_GIVEN INSTRUCTION_. Give the entries again exactly, every one of them.

# # # # # # #

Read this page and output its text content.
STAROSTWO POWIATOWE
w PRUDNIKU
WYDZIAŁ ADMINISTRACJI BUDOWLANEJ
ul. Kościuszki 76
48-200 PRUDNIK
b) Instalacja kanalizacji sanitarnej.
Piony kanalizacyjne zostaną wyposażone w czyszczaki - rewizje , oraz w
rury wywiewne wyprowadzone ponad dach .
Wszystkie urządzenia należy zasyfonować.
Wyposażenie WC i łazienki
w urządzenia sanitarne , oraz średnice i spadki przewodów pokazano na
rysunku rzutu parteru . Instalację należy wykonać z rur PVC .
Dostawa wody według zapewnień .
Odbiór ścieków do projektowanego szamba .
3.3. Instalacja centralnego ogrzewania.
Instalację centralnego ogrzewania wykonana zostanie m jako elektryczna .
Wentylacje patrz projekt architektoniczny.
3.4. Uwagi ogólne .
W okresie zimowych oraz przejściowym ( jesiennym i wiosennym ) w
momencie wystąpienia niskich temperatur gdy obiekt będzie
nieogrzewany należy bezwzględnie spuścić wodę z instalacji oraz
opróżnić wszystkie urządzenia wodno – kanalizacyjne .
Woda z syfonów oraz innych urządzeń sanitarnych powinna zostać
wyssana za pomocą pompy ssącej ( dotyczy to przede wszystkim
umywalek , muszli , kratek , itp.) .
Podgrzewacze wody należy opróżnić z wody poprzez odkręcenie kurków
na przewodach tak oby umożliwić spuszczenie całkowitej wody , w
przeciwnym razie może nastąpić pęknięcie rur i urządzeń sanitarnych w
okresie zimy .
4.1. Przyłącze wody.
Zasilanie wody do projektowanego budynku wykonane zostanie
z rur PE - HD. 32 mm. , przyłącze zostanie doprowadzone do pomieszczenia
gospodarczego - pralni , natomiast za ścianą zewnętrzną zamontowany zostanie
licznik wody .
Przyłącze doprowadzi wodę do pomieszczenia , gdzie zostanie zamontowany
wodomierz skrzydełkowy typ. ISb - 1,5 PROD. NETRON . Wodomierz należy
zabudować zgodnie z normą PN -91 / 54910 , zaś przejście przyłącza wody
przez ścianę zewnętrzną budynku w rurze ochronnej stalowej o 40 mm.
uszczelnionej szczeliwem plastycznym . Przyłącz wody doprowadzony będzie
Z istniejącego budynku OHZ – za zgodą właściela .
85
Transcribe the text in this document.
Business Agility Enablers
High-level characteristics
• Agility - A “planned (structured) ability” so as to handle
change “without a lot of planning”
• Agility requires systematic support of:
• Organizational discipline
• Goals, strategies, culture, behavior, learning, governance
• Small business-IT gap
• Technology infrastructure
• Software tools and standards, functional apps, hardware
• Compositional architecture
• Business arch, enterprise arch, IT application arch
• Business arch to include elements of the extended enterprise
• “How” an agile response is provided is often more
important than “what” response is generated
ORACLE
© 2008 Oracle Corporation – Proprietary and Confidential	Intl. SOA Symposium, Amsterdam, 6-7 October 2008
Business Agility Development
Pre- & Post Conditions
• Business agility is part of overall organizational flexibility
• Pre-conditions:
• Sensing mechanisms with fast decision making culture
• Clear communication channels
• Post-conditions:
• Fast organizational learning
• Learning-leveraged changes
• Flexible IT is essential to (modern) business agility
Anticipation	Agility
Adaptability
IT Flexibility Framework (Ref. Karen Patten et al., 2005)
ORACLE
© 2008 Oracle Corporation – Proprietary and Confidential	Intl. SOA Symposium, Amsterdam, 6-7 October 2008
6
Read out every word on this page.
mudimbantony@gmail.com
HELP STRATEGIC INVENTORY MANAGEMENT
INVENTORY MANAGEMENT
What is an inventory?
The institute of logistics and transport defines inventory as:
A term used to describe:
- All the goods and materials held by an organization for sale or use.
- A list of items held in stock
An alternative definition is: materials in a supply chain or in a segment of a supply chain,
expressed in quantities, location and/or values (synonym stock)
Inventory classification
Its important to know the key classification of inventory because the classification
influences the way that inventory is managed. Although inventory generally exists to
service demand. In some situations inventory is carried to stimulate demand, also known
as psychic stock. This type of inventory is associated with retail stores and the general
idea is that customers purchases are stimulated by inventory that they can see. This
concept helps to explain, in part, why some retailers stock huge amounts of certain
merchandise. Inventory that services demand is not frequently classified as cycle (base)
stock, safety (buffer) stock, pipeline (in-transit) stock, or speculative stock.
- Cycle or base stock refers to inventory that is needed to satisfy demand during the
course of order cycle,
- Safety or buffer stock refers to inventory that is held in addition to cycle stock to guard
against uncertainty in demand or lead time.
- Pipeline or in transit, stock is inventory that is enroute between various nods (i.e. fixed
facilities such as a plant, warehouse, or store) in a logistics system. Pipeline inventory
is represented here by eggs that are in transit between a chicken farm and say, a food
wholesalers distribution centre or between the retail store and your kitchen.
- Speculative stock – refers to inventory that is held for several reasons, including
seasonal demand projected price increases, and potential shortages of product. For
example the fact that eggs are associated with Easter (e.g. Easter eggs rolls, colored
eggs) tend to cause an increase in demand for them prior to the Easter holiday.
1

# # # # # # #

_EXPECTED OUTPUT_.
Read this page and output its text content.
STAROSTWO POWIATOWE
w PRUDNIKU
WYDZIAŁ ADMINISTRACJI BUDOWLANEJ
ul. Kościuszki 76
48-200 PRUDNIK
b) Instalacja kanalizacji sanitarnej.
Piony kanalizacyjne zostaną wyposażone w czyszczaki - rewizje , oraz w
rury wywiewne wyprowadzone ponad dach .
Wszystkie urządzenia należy zasyfonować.
Wyposażenie WC i łazienki
w urządzenia sanitarne , oraz średnice i spadki przewodów pokazano na
rysunku rzutu parteru . Instalację należy wykonać z rur PVC .
Dostawa wody według zapewnień .
Odbiór ścieków do projektowanego szamba .
3.3. Instalacja centralnego ogrzewania.
Instalację centralnego ogrzewania wykonana zostanie m jako elektryczna .
Wentylacje patrz projekt architektoniczny.
3.4. Uwagi ogólne .
W okresie zimowych oraz przejściowym ( jesiennym i wiosennym ) w
momencie wystąpienia niskich temperatur gdy obiekt będzie
nieogrzewany należy bezwzględnie spuścić wodę z instalacji oraz
opróżnić wszystkie urządzenia wodno – kanalizacyjne .
Woda z syfonów oraz innych urządzeń sanitarnych powinna zostać
wyssana za pomocą pompy ssącej ( dotyczy to przede wszystkim
umywalek , muszli , kratek , itp.) .
Podgrzewacze wody należy opróżnić z wody poprzez odkręcenie kurków
na przewodach tak oby umożliwić spuszczenie całkowitej wody , w
przeciwnym razie może nastąpić pęknięcie rur i urządzeń sanitarnych w
okresie zimy .
4.1. Przyłącze wody.
Zasilanie wody do projektowanego budynku wykonane zostanie
z rur PE - HD. 32 mm. , przyłącze zostanie doprowadzone do pomieszczenia
gospodarczego - pralni , natomiast za ścianą zewnętrzną zamontowany zostanie
licznik wody .
Przyłącze doprowadzi wodę do pomieszczenia , gdzie zostanie zamontowany
wodomierz skrzydełkowy typ. ISb - 1,5 PROD. NETRON . Wodomierz należy
zabudować zgodnie z normą PN -91 / 54910 , zaś przejście przyłącza wody
przez ścianę zewnętrzną budynku w rurze ochronnej stalowej o 40 mm.
uszczelnionej szczeliwem plastycznym . Przyłącz wody doprowadzony będzie
Z istniejącego budynku OHZ – za zgodą właściela .
85
Transcribe the text in this document.
Business Agility Enablers
High-level characteristics
• Agility - A “planned (structured) ability” so as to handle
change “without a lot of planning”
• Agility requires systematic support of:
• Organizational discipline
• Goals, strategies, culture, behavior, learning, governance
• Small business-IT gap
• Technology infrastructure
• Software tools and standards, functional apps, hardware
• Compositional architecture
• Business arch, enterprise arch, IT application arch
• Business arch to include elements of the extended enterprise
• “How” an agile response is provided is often more
important than “what” response is generated
ORACLE
© 2008 Oracle Corporation – Proprietary and Confidential	Intl. SOA Symposium, Amsterdam, 6-7 October 2008
Business Agility Development
Pre- & Post Conditions
• Business agility is part of overall organizational flexibility
• Pre-conditions:
• Sensing mechanisms with fast decision making culture
• Clear communication channels
• Post-conditions:
• Fast organizational learning
• Learning-leveraged changes
• Flexible IT is essential to (modern) business agility
Anticipation	Agility
Adaptability
IT Flexibility Framework (Ref. Karen Patten et al., 2005)
ORACLE
© 2008 Oracle Corporation – Proprietary and Confidential	Intl. SOA Symposium, Amsterdam, 6-7 October 2008
6
Read out every word on this page.
mudimbantony@gmail.com
HELP STRATEGIC INVENTORY MANAGEMENT
INVENTORY MANAGEMENT
What is an inventory?
The institute of logistics and transport defines inventory as:
A term used to describe:
- All the goods and materials held by an organization for sale or use.
- A list of items held in stock
An alternative definition is: materials in a supply chain or in a segment of a supply chain,
expressed in quantities, location and/or values (synonym stock)
Inventory classification
Its important to know the key classification of inventory because the classification
influences the way that inventory is managed. Although inventory generally exists to
service demand. In some situations inventory is carried to stimulate demand, also known
as psychic stock. This type of inventory is associated with retail stores and the general
idea is that customers purchases are stimulated by inventory that they can see. This
concept helps to explain, in part, why some retailers stock huge amounts of certain
merchandise. Inventory that services demand is not frequently classified as cycle (base)
stock, safety (buffer) stock, pipeline (in-transit) stock, or speculative stock.
- Cycle or base stock refers to inventory that is needed to satisfy demand during the
course of order cycle,
- Safety or buffer stock refers to inventory that is held in addition to cycle stock to guard
against uncertainty in demand or lead time.
- Pipeline or in transit, stock is inventory that is enroute between various nods (i.e. fixed
facilities such as a plant, warehouse, or store) in a logistics system. Pipeline inventory
is represented here by eggs that are in transit between a chicken farm and say, a food
wholesalers distribution centre or between the retail store and your kitchen.
- Speculative stock – refers to inventory that is held for several reasons, including
seasonal demand projected price increases, and potential shortages of product. For
example the fact that eggs are associated with Easter (e.g. Easter eggs rolls, colored
eggs) tend to cause an increase in demand for them prior to the Easter holiday.
1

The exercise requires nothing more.